**Work to do:** Every line that includes the word "opinions" is to be listed.

— Start —

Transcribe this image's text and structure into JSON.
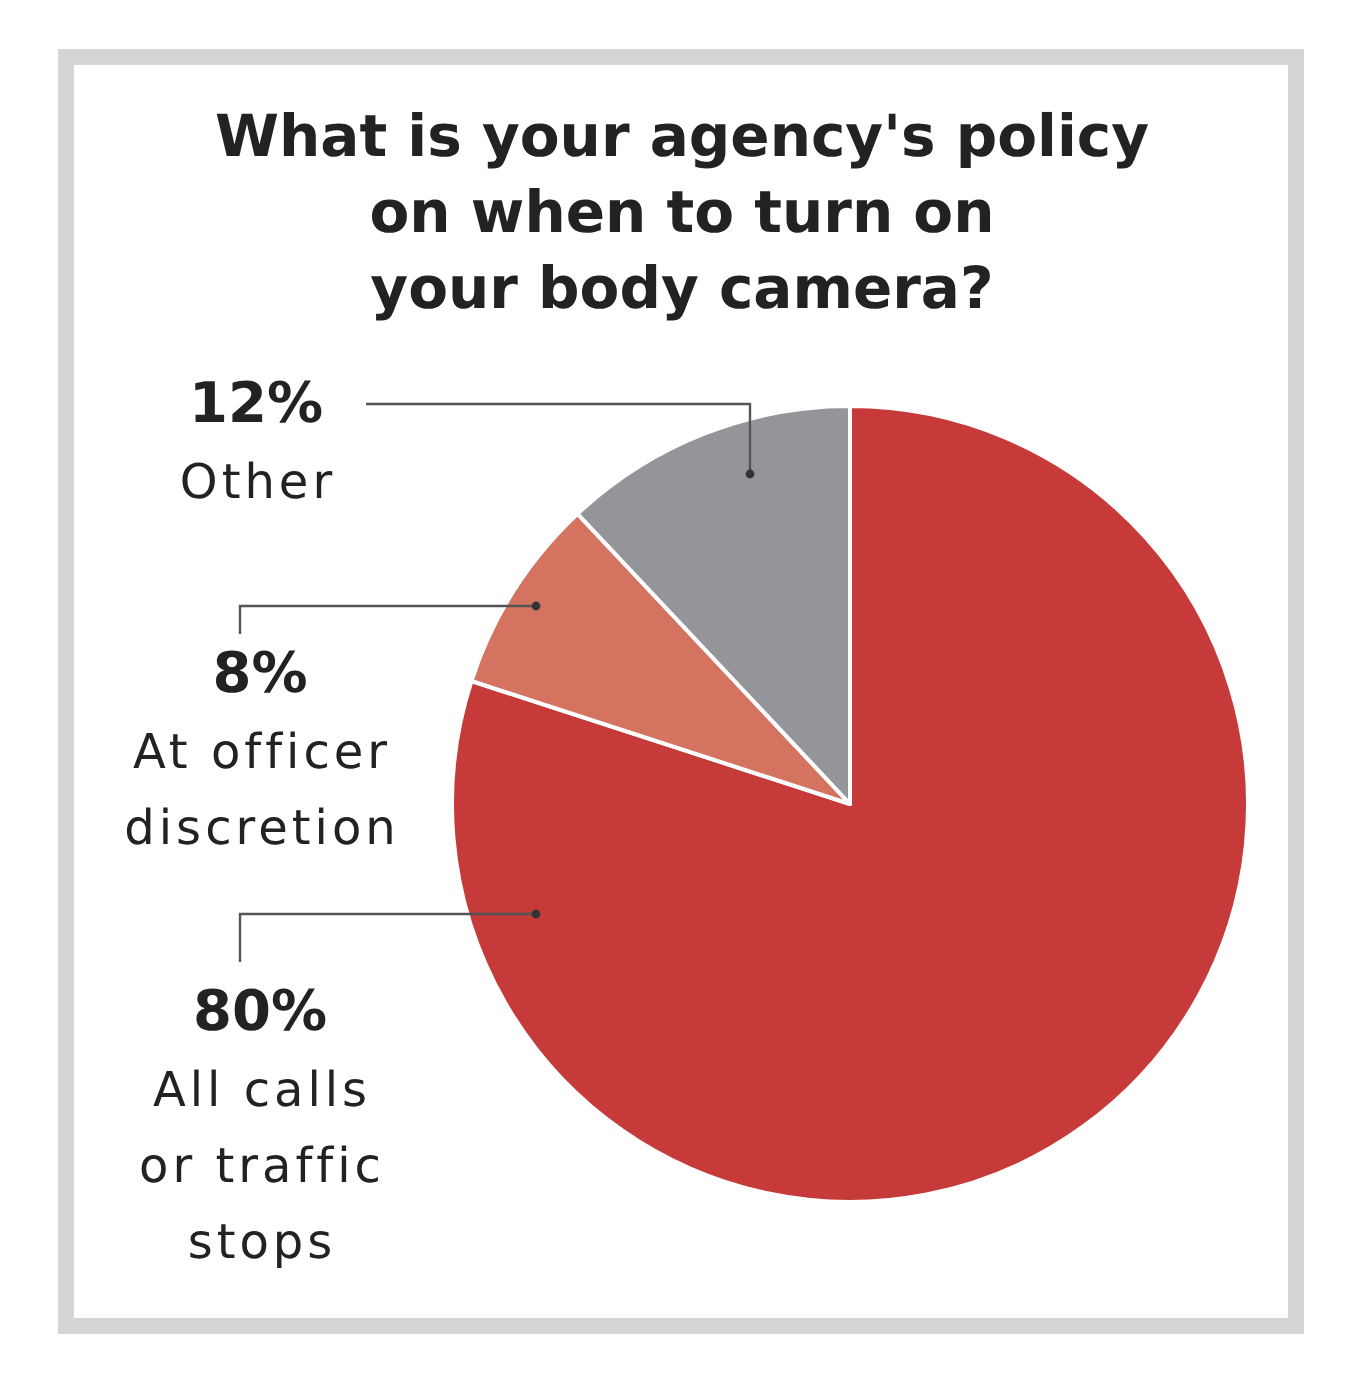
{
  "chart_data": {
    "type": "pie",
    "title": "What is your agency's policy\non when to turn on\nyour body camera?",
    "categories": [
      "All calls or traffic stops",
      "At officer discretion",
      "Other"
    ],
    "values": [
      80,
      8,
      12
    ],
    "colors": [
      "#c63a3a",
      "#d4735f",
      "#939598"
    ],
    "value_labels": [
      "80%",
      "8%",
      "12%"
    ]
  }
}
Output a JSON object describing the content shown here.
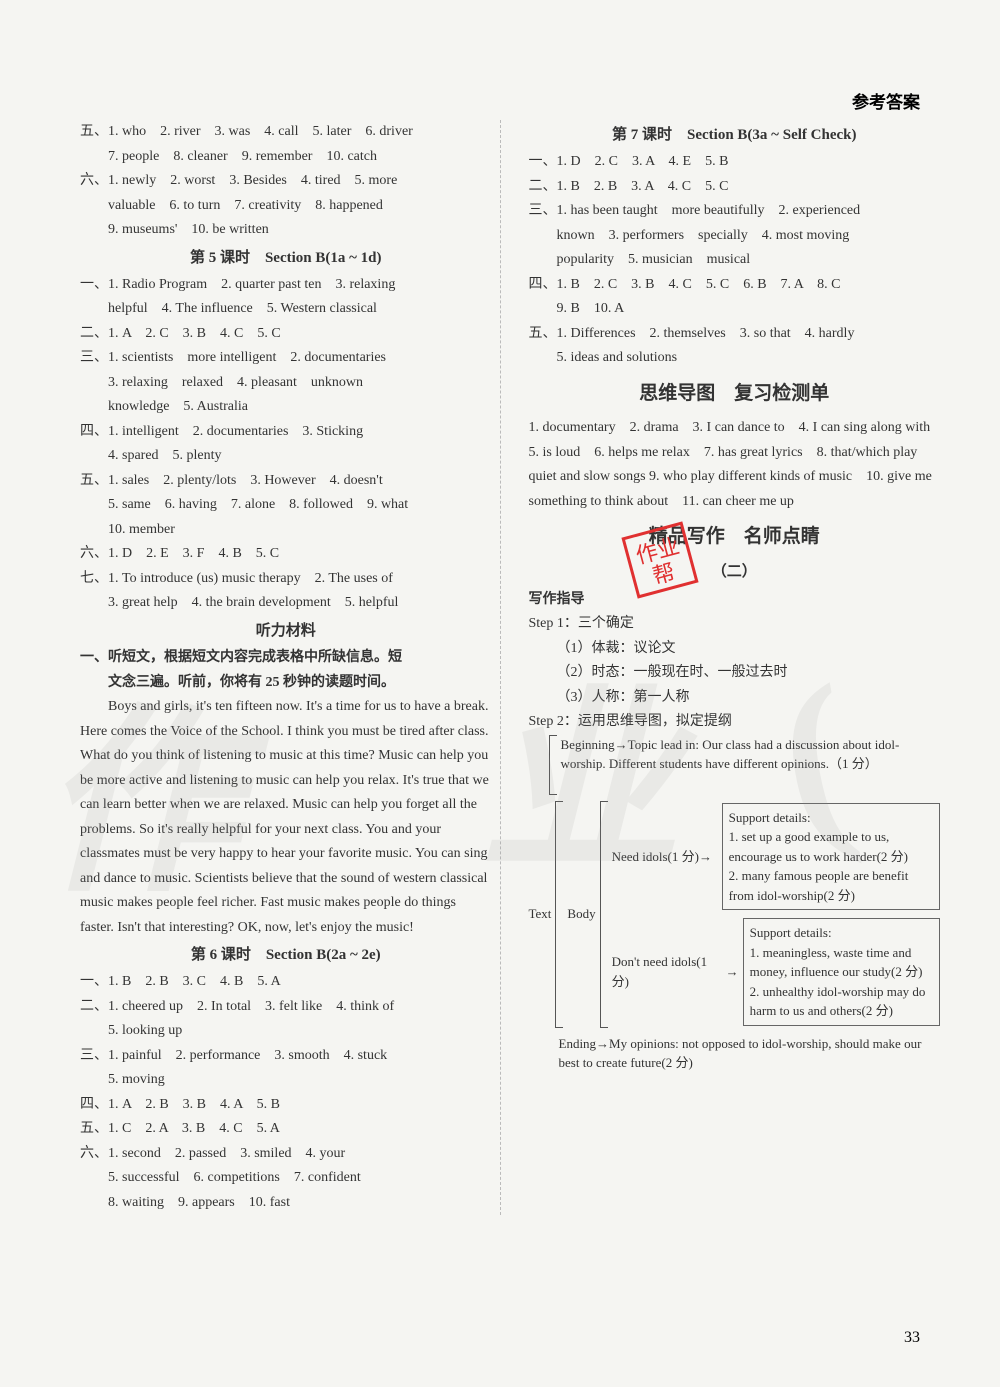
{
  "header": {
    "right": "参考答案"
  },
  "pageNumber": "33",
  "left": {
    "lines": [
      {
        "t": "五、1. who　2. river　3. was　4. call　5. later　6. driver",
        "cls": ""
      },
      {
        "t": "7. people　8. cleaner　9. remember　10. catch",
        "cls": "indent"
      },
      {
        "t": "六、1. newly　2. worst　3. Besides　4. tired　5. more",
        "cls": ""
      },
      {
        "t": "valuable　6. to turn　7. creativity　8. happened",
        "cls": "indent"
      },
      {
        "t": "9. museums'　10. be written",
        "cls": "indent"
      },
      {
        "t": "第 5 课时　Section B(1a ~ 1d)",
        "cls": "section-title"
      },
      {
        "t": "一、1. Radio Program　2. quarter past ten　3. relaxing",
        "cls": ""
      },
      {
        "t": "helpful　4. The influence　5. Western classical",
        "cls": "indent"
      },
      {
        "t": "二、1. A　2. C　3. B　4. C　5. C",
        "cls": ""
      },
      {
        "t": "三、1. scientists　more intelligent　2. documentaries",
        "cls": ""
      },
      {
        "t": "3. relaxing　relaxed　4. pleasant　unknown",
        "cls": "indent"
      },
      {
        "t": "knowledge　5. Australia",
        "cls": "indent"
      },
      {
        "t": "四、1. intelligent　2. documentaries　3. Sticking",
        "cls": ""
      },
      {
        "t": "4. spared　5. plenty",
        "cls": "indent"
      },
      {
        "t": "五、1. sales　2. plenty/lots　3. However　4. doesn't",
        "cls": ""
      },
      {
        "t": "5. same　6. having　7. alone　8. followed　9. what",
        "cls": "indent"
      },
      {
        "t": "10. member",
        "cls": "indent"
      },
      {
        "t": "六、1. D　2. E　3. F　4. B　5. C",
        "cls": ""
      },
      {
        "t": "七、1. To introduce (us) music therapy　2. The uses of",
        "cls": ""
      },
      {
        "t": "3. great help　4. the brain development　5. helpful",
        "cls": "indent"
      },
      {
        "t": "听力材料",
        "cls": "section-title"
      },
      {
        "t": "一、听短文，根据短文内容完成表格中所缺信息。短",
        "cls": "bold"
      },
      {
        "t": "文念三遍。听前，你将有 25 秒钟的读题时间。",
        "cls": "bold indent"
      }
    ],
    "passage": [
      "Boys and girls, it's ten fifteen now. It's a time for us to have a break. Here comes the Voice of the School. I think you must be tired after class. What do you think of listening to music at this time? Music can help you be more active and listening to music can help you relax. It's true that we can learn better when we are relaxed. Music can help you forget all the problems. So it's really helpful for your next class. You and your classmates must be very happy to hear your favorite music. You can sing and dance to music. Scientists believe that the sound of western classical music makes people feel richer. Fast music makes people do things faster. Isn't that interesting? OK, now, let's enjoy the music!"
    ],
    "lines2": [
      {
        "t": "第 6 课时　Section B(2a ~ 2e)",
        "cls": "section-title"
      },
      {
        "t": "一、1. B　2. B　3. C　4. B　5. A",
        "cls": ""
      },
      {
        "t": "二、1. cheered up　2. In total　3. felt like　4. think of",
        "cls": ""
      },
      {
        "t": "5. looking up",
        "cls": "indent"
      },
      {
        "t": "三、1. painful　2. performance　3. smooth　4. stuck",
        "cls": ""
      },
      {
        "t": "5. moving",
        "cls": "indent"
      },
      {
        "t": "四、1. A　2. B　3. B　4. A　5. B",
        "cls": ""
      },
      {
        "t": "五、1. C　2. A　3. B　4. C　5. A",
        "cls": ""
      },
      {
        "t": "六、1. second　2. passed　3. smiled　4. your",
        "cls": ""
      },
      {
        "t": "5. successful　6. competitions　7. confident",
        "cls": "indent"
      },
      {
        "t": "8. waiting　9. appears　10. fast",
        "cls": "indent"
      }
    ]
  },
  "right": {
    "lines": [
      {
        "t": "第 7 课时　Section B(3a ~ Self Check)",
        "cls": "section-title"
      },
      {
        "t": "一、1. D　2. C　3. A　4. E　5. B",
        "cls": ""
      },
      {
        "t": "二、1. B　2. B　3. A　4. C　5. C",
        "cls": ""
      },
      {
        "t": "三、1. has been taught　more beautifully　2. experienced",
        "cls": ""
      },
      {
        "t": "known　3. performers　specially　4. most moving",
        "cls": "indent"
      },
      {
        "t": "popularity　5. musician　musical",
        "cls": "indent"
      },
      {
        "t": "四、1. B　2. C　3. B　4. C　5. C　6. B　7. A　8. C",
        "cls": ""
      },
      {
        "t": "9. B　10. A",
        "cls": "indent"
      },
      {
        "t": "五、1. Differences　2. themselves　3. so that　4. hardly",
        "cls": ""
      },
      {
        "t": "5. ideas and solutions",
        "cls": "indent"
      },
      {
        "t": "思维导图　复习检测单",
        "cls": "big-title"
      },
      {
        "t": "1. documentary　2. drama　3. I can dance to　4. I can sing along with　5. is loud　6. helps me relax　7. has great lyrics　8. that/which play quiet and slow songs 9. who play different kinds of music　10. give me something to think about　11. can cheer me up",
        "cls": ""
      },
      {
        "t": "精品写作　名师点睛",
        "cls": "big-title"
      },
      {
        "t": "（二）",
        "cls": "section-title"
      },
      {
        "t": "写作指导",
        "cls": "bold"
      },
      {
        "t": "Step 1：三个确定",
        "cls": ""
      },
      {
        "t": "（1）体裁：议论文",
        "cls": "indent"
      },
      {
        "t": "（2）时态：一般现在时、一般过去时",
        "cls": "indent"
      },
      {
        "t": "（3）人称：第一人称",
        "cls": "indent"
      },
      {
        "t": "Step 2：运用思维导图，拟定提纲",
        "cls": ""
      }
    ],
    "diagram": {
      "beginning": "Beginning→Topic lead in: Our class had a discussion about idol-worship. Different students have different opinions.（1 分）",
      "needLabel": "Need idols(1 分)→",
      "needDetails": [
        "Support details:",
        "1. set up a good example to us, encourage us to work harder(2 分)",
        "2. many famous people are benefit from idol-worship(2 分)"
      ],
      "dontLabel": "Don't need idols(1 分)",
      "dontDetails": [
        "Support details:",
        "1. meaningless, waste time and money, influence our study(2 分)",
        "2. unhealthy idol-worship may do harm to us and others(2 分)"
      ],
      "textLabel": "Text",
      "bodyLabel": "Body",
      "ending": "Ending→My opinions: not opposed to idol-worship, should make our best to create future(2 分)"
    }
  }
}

— End —

**Answer in full:**
      "beginning": "Beginning→Topic lead in: Our class had a discussion about idol-worship. Different students have different opinions.（1 分）",
      "ending": "Ending→My opinions: not opposed to idol-worship, should make our best to create future(2 分)"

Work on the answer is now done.